## TASK ITEM
What is needed is every line of the data that includes the word "Rhijnspoor". Please copy each one.

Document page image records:
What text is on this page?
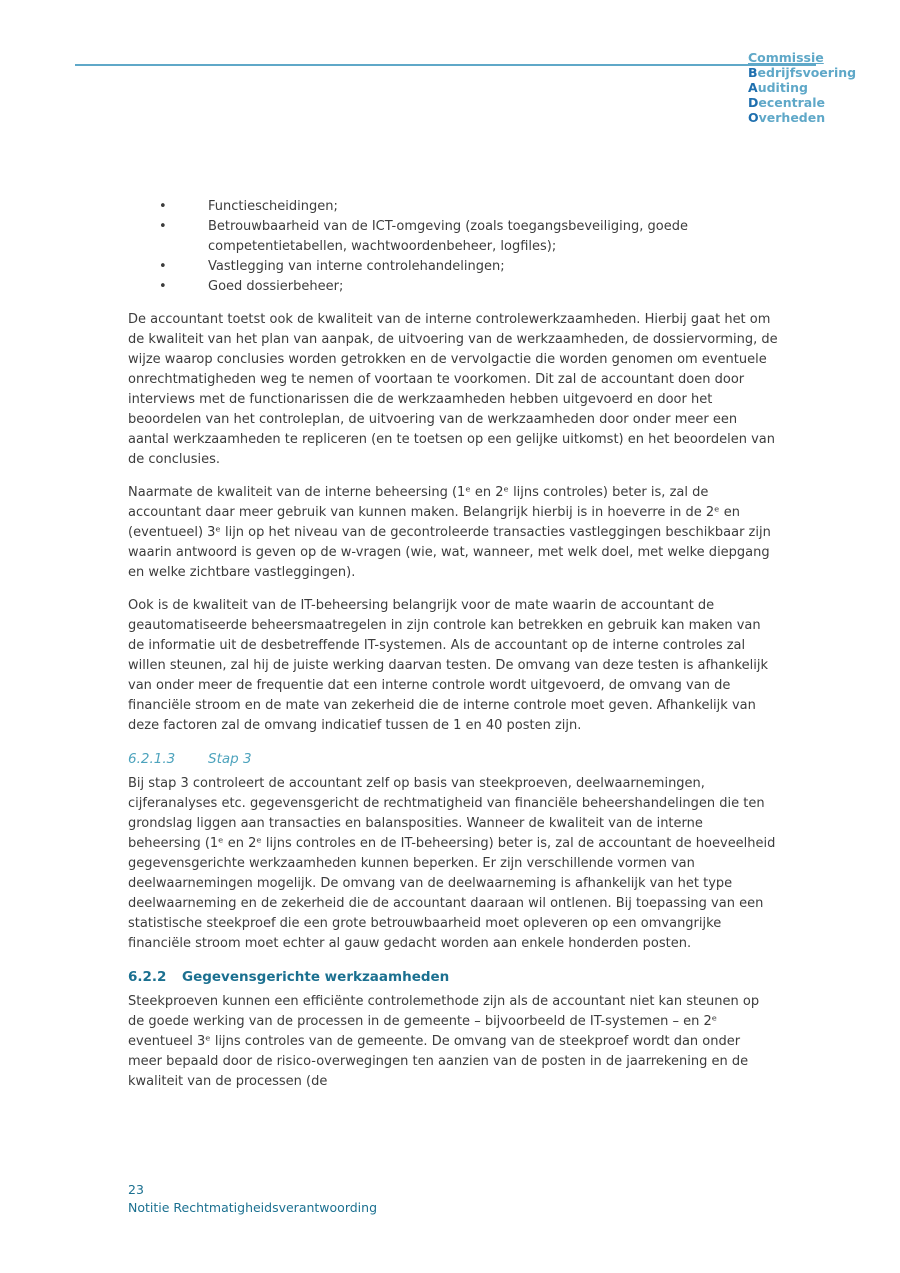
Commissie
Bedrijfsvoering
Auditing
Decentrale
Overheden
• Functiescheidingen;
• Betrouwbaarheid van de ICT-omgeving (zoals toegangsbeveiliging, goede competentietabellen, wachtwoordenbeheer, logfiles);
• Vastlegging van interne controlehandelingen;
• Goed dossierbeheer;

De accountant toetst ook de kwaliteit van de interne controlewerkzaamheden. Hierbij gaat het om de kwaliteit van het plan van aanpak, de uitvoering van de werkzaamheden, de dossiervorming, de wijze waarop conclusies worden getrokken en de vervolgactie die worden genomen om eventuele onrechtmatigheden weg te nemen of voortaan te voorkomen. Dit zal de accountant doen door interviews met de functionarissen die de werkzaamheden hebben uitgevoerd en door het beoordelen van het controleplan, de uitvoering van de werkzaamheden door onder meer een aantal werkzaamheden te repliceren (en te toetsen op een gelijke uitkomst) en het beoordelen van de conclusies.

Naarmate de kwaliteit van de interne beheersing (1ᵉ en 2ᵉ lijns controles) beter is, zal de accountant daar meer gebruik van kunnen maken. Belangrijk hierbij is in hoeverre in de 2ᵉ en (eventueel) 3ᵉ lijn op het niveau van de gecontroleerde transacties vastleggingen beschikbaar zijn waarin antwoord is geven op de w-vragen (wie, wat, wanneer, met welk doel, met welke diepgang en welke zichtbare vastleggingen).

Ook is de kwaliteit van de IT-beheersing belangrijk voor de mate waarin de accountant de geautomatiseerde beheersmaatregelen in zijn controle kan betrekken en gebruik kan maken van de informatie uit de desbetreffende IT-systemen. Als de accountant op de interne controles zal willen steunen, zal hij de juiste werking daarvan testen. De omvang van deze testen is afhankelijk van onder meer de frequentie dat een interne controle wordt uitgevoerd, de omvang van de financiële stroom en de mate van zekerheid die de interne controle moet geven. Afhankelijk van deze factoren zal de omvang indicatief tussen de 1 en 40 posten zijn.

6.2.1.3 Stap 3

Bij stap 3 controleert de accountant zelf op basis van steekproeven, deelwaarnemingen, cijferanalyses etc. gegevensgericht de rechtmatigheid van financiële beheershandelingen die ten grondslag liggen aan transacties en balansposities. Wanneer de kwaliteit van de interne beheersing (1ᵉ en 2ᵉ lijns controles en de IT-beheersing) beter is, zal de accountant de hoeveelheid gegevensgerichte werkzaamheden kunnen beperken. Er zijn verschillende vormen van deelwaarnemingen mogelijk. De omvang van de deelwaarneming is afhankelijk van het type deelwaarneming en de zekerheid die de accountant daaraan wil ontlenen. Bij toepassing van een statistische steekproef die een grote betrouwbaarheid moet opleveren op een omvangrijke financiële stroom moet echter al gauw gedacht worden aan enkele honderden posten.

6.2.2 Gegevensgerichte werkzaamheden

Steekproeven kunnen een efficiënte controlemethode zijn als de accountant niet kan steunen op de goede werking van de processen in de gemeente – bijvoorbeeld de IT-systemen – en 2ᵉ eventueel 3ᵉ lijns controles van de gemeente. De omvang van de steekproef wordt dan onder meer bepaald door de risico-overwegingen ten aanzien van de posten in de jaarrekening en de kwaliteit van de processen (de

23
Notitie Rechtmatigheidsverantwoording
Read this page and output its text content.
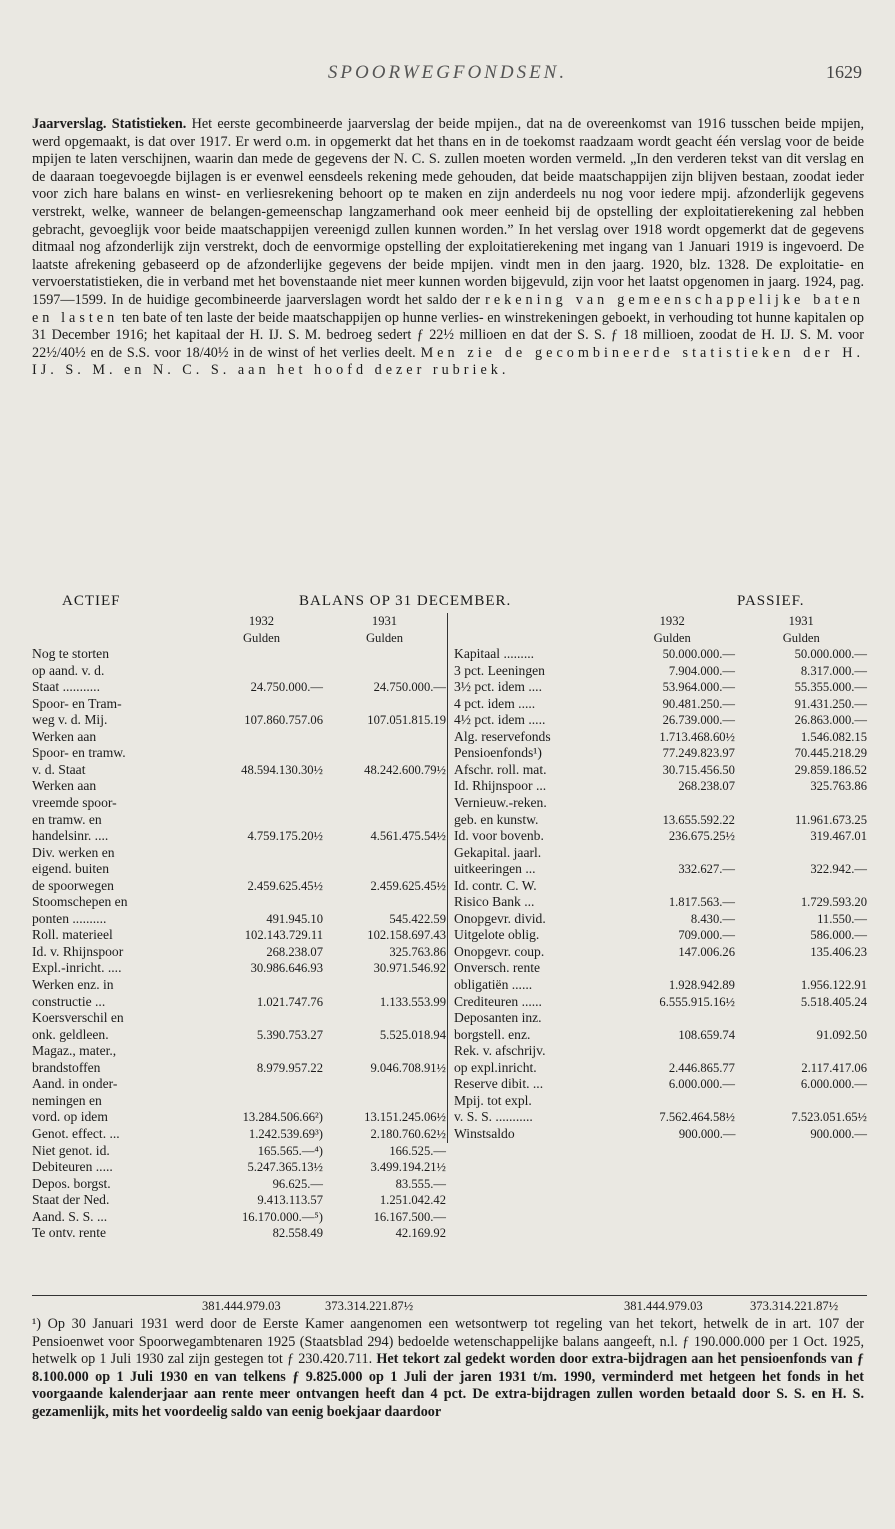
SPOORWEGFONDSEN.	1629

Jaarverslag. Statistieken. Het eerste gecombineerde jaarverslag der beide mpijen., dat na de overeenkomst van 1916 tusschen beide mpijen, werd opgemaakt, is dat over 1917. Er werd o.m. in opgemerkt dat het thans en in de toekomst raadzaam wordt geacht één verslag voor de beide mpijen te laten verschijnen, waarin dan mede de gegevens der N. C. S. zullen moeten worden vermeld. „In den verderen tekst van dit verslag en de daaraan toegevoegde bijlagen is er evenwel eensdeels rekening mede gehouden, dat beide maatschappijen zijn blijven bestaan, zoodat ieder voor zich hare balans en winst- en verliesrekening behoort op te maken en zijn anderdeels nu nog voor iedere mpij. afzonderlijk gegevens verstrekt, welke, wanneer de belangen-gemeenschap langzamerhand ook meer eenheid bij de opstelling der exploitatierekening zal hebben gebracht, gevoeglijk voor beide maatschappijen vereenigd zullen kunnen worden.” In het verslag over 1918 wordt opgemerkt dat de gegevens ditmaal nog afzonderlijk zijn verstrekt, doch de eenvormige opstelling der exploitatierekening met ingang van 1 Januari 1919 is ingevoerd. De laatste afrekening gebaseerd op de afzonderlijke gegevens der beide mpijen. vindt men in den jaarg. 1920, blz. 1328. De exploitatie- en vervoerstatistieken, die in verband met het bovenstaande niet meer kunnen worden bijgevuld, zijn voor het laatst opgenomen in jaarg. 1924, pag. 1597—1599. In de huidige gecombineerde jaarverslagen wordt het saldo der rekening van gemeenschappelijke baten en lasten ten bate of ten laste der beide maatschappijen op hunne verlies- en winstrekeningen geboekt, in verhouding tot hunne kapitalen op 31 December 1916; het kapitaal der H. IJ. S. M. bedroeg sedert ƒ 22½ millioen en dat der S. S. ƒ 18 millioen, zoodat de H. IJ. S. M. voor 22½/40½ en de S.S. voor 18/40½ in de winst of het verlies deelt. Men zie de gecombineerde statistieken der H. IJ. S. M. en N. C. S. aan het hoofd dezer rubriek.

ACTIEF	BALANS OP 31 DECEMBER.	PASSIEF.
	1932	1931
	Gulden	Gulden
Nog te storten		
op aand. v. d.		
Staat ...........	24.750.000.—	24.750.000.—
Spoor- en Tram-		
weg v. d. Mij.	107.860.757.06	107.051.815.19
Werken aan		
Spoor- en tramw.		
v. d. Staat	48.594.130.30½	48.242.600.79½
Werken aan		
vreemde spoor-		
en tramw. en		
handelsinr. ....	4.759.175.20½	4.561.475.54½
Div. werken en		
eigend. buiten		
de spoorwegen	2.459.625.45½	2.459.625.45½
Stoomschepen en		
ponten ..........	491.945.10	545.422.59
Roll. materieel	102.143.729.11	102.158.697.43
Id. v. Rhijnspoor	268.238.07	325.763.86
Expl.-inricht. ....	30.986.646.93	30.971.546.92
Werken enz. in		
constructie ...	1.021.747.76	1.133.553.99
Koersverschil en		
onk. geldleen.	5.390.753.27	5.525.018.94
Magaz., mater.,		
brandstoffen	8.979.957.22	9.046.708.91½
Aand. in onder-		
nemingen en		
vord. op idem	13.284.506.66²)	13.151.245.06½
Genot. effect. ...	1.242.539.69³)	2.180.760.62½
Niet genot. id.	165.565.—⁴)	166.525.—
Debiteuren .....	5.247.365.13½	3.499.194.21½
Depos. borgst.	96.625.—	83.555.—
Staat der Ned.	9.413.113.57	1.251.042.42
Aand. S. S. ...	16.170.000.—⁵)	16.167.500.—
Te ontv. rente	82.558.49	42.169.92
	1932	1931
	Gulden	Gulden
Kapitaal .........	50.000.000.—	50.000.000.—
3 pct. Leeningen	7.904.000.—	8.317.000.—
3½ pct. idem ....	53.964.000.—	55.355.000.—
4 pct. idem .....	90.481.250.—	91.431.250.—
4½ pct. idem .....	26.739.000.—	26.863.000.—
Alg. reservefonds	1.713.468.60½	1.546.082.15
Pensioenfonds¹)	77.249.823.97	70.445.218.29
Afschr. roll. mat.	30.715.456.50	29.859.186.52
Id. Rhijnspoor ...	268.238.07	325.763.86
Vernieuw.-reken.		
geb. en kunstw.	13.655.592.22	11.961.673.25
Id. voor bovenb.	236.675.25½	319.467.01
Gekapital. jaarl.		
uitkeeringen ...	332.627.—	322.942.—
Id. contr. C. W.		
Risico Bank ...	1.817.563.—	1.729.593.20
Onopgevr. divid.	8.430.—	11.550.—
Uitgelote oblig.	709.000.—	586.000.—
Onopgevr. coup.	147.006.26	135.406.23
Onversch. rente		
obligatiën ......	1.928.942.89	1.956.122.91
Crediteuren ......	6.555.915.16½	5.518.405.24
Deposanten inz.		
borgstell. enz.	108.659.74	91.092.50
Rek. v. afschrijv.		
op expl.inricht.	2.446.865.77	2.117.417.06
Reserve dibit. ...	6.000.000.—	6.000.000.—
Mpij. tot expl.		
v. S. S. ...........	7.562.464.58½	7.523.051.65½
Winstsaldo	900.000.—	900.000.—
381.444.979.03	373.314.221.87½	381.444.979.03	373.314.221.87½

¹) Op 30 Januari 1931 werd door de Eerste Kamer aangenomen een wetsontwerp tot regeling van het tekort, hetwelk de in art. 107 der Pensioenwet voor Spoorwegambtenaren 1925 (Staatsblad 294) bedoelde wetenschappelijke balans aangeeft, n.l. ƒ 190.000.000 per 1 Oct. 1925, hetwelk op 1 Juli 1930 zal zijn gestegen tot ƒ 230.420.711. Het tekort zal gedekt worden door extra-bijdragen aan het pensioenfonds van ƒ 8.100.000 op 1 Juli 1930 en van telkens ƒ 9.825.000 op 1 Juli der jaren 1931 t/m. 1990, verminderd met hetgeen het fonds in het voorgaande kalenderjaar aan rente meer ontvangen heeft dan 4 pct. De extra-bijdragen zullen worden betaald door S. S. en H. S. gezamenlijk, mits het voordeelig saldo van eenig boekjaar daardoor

## SOLUTION TO THE PROBLEM
Id. v. Rhijnspoor	268.238.07	325.763.86
Id. Rhijnspoor ...	268.238.07	325.763.86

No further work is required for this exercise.